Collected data
========
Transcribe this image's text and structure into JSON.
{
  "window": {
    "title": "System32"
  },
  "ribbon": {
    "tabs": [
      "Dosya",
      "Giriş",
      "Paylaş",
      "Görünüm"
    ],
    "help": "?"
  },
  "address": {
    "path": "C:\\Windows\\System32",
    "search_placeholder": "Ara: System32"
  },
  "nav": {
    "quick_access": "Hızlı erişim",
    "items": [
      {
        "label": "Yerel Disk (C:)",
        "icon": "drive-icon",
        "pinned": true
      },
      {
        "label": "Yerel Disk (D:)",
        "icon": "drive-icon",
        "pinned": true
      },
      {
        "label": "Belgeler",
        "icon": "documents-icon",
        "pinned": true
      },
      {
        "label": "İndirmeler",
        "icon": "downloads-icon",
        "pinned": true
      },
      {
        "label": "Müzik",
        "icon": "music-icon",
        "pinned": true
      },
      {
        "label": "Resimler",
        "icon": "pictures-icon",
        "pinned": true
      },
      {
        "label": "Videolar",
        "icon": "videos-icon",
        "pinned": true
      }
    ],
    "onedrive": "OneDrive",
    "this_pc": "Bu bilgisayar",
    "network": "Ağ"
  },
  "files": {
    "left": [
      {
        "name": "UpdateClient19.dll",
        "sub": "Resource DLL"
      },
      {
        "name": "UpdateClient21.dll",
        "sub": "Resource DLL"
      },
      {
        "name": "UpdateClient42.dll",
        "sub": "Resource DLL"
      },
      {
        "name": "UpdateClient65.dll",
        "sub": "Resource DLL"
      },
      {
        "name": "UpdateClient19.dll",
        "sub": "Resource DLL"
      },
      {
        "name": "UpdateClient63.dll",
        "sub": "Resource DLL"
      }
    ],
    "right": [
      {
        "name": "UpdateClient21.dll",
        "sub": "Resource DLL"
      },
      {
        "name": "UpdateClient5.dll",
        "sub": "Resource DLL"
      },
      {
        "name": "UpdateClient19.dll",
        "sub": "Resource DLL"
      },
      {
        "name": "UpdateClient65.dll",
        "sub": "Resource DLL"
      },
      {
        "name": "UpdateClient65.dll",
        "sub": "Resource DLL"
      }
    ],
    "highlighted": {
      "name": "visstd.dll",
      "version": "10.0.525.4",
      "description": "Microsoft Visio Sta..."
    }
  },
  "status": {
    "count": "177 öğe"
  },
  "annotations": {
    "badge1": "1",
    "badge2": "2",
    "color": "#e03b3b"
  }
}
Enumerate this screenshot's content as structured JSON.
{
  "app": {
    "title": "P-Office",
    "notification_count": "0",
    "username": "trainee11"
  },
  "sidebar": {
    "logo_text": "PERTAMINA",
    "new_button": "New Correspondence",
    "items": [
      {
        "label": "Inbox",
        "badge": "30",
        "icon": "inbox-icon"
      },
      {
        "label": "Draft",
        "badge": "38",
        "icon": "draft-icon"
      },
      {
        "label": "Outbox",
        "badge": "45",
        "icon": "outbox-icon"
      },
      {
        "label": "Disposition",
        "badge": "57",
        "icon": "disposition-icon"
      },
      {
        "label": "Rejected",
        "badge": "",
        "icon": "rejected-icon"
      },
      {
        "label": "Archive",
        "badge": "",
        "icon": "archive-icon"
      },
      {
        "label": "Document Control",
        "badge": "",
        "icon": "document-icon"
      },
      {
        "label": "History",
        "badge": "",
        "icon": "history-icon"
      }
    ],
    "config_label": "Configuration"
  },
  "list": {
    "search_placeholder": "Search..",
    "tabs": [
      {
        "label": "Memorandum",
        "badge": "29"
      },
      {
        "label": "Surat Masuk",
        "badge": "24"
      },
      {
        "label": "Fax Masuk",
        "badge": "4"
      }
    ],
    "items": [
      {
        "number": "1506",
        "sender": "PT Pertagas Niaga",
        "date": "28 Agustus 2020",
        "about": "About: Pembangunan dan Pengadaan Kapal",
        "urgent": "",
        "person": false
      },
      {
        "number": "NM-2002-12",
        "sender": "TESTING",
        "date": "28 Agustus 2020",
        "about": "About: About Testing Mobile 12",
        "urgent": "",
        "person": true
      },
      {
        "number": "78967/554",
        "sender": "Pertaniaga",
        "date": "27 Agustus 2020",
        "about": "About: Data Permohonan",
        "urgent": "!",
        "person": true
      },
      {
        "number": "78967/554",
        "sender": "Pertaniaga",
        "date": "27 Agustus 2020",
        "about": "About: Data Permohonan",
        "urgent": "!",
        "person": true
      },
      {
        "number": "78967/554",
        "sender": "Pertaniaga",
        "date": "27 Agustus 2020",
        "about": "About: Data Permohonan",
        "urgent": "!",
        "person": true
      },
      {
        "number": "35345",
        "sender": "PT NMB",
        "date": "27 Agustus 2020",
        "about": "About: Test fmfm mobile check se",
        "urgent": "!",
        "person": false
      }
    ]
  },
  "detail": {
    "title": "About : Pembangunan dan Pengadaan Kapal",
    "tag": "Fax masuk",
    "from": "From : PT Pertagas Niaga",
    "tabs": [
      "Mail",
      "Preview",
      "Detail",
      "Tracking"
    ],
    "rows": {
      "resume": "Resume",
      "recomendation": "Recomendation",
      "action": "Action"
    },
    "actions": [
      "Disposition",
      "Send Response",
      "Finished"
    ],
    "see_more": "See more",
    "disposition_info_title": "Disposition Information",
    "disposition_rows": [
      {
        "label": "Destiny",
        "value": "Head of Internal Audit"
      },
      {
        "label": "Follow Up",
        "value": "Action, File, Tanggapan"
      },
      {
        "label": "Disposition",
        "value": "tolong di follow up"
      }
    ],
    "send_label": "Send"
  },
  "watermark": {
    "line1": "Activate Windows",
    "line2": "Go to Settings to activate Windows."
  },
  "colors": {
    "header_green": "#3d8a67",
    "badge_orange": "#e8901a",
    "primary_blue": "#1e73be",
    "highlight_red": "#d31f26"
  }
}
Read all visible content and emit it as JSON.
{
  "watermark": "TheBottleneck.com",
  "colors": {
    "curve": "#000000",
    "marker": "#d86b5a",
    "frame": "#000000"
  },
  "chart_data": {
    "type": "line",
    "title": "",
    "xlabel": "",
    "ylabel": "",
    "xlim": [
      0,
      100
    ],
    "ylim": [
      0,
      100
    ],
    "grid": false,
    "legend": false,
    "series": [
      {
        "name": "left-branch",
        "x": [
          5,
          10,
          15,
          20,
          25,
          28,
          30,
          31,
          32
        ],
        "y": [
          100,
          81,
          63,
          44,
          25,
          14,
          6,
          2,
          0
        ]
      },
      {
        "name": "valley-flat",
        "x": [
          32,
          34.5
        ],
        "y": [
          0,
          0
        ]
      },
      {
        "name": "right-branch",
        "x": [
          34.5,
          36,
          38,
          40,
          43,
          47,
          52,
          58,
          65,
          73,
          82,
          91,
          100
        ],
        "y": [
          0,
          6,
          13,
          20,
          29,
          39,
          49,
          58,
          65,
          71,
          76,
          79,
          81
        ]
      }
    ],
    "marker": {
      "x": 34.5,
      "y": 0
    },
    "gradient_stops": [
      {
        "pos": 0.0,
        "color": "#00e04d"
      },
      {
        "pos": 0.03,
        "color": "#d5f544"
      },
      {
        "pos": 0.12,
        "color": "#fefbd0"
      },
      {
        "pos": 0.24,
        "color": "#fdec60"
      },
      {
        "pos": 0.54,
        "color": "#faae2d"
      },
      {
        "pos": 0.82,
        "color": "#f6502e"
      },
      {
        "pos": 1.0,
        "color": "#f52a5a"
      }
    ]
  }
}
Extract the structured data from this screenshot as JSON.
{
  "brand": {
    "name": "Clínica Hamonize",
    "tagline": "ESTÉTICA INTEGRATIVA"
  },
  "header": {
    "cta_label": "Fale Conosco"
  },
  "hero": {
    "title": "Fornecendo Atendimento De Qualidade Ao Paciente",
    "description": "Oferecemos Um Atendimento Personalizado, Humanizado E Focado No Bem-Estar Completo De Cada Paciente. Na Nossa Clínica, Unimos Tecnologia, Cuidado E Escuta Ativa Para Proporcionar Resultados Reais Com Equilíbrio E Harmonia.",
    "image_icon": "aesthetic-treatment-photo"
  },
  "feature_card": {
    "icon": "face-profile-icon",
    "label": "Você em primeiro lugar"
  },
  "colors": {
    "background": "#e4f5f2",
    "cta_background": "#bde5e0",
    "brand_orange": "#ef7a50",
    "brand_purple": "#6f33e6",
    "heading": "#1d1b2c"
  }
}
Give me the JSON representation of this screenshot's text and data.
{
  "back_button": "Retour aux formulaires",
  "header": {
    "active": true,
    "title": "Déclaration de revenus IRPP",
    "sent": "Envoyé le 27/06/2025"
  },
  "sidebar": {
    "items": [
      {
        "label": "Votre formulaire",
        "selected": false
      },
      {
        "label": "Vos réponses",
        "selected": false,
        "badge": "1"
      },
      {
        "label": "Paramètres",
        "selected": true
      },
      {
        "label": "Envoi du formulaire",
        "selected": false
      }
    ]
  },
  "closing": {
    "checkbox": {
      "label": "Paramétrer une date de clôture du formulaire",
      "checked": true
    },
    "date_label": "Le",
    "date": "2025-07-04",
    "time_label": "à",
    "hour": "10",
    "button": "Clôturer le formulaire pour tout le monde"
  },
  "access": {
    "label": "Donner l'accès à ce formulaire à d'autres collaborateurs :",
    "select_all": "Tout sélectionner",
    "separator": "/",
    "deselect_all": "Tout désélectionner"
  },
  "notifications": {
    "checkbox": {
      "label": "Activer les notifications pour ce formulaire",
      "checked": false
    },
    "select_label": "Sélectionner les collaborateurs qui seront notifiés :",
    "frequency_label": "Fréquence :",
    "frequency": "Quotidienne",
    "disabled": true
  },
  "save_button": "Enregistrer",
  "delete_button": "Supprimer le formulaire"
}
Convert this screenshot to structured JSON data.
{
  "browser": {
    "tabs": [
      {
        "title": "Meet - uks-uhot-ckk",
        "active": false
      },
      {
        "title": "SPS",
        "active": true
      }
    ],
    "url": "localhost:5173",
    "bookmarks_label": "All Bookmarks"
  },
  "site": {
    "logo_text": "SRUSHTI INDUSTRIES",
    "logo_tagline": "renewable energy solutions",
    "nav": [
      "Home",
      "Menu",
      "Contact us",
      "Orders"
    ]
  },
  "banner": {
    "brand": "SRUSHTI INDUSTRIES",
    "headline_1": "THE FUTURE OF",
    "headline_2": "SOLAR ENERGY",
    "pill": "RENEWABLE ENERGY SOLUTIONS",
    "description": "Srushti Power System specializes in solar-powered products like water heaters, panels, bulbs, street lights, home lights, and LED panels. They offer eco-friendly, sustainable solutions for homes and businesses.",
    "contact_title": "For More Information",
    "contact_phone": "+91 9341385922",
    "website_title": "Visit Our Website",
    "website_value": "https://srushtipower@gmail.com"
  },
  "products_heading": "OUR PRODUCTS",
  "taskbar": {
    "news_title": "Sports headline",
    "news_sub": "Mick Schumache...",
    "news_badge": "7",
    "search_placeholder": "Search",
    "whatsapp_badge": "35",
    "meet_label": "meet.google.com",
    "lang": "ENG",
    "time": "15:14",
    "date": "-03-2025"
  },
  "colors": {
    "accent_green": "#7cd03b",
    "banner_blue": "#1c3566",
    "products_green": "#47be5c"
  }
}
========
Gather each line that holds "Clínica".

EXERCISE ANSWER
    "name": "Clínica Hamonize",
    "description": "Oferecemos Um Atendimento Personalizado, Humanizado E Focado No Bem-Estar Completo De Cada Paciente. Na Nossa Clínica, Unimos Tecnologia, Cuidado E Escuta Ativa Para Proporcionar Resultados Reais Com Equilíbrio E Harmonia.",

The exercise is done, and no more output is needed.